> [What to do]
[a] Decide whether each statement agrees with the Woman and Child review. Answer yes or no, and quote the words from the review that settle it: (i) the film was first shown in competition at the 78th Cannes Film Festival; (ii) the reviewer finds the director's sequence shots to be showy stunts with nothing behind them; (iii) the character Mahnaz is played by Parinaz Izadyar.
[b] Extend the Woman and Child review, picking up right after its final sentence.

> [Excerpt to read]
★ ★ ★ ★ ★

Review: Woman and Child
Sinan Mohebi and Parinaz Izadyar in Woman and Child

"Aren't we supposed to see my side of the story?" It's a great female character at the heart of a multi-faceted narrative echoing vast moral and societal issues that Iranian director Saeed Roustaee has masterfully directed in Woman and Child, unveiled in competition at the 78th Cannes Film Festival. As is often the case in his country's cinema, it's a question of the tense boundary between what is immoral and what is illegal, as well as the cultural locks that are conducive to concealment, misunderstanding and even drama.

It's a dizzying kaleidoscope that the director spins like the optical spinning top of one of the protagonists, to the rhythm of the impressive small-perimeter sequence shots that he is so fond of, and which we've already seen in Just 6.5 and Leila’s Brothers. But this virtuosity is by no means an empty formula or a series of ostentatious directorial stunts, for while assembling a fascinating, rich tableau that gives real identity to the multiple characters interacting in its plot, the film remains firmly focused on Mahnaz (the impressive Parinaz Izadyar), whose entire perception of existence is about to be violently called into question.

★ ★ ★ ★ ★

> [Stored data]
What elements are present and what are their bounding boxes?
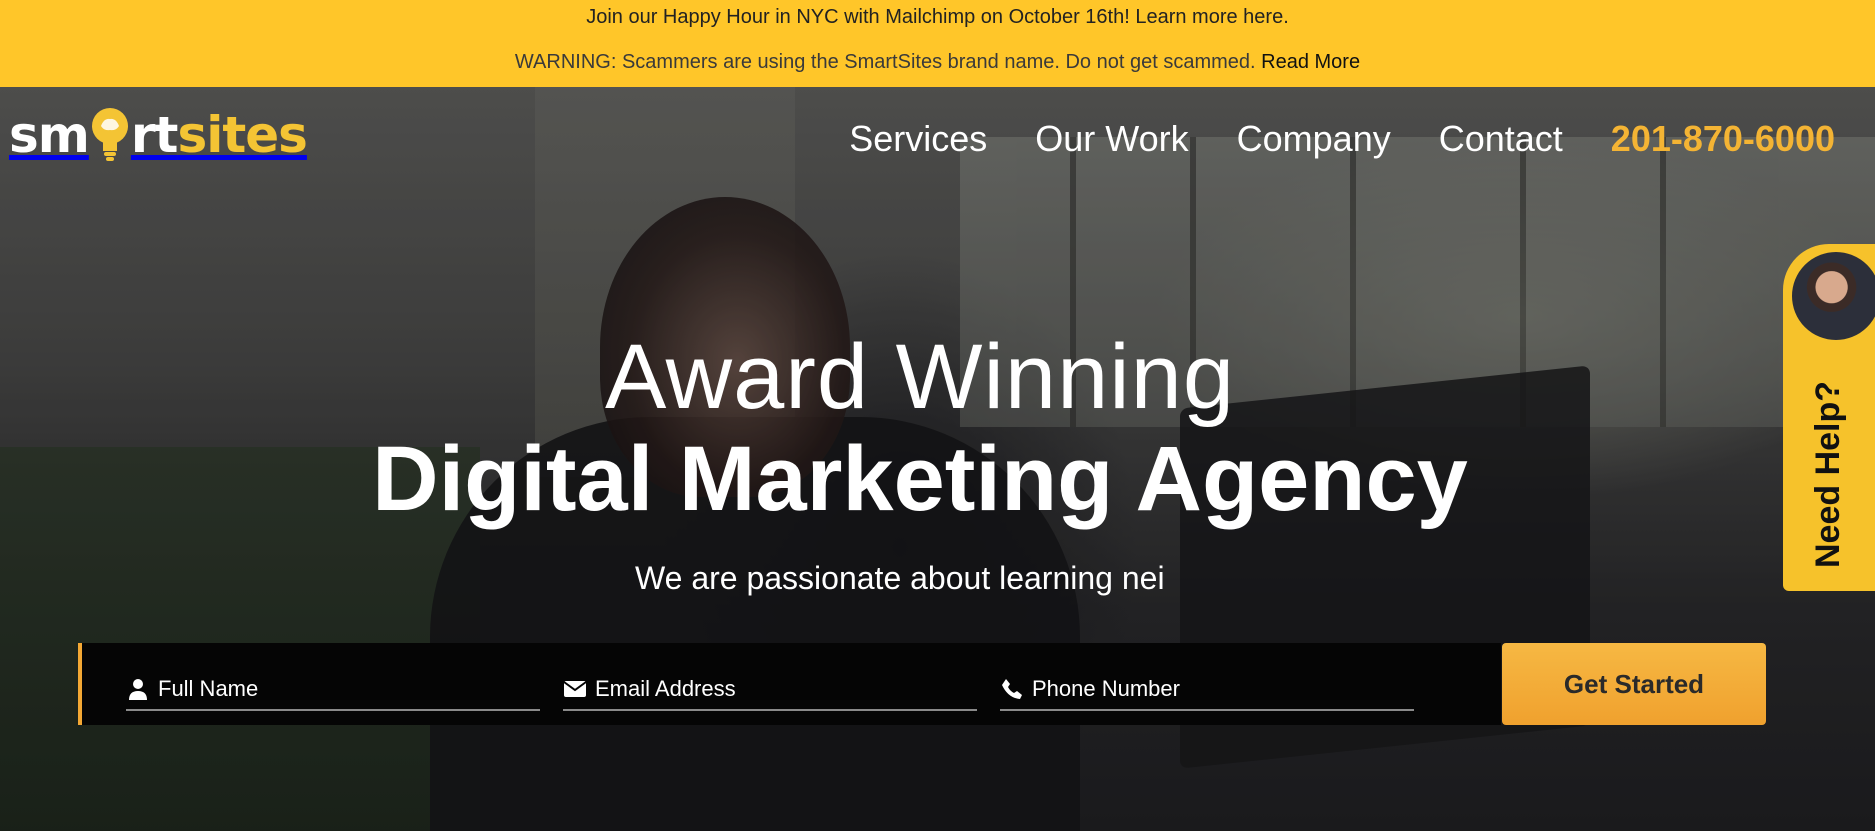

★ ★ ★ ★ ★

> [Exercise answers]
[a]
(i) Yes: "unveiled in competition at the 78th Cannes Film Festival"
(ii) No: "this virtuosity is by no means an empty formula or a series of ostentatious directorial stunts"
(iii) Yes: "Mahnaz (the impressive Parinaz Izadyar)"

[b]
“Don't you know your own son?” Bringing up her two children alone with the help of her mother (Fereshteh Sadr Orafaee) and sister Mehri (Soha Niasti), the whole little family sharing the same flat; nurse, widow and young forty-something Mahnaz is about to remarry ambulance driver Hamid (Payman Maadi) who is very keen to make their relationship official. However, the existence of the boisterous teenager Aliyar (Sinan Mohebi) and his little sister Neda (Arshida Dorostkar), who are unaware of their mother's romance, poses a problem for the imminent arrival of Hamid's family (who are still unaware that Mahnaz is a mother) to discuss the wedding ceremony. So for the time being it's best to keep the children out of sight, and they are put up with their paternal grandfather (Hassan Pourshirazi). To add to the complexity of the situation (a formidable scenario written by the director), the insolent Alyar is suspended from school for a week by the headmaster Samkhanian (Maziar Seyedi). And soon Mahnaz has a veritable nightmare on her hands. And “this is only the beginning…”.

Woman and Child is a fascinating, very fine, in vivo study of the potentially devastating power of what is left unsaid, of the grey area of love and family ties between compromise, truth and lies (“you know he's lying, but you want to believe him), of guilt and the desire for justice or revenge, and of the ethics of parenting. Woman and Child is an exceptionally rich psychological film that takes its time and is full of twists and turns. Above all, it is a magnificent and poignant portrait of a woman who refuses to let anyone decide for her.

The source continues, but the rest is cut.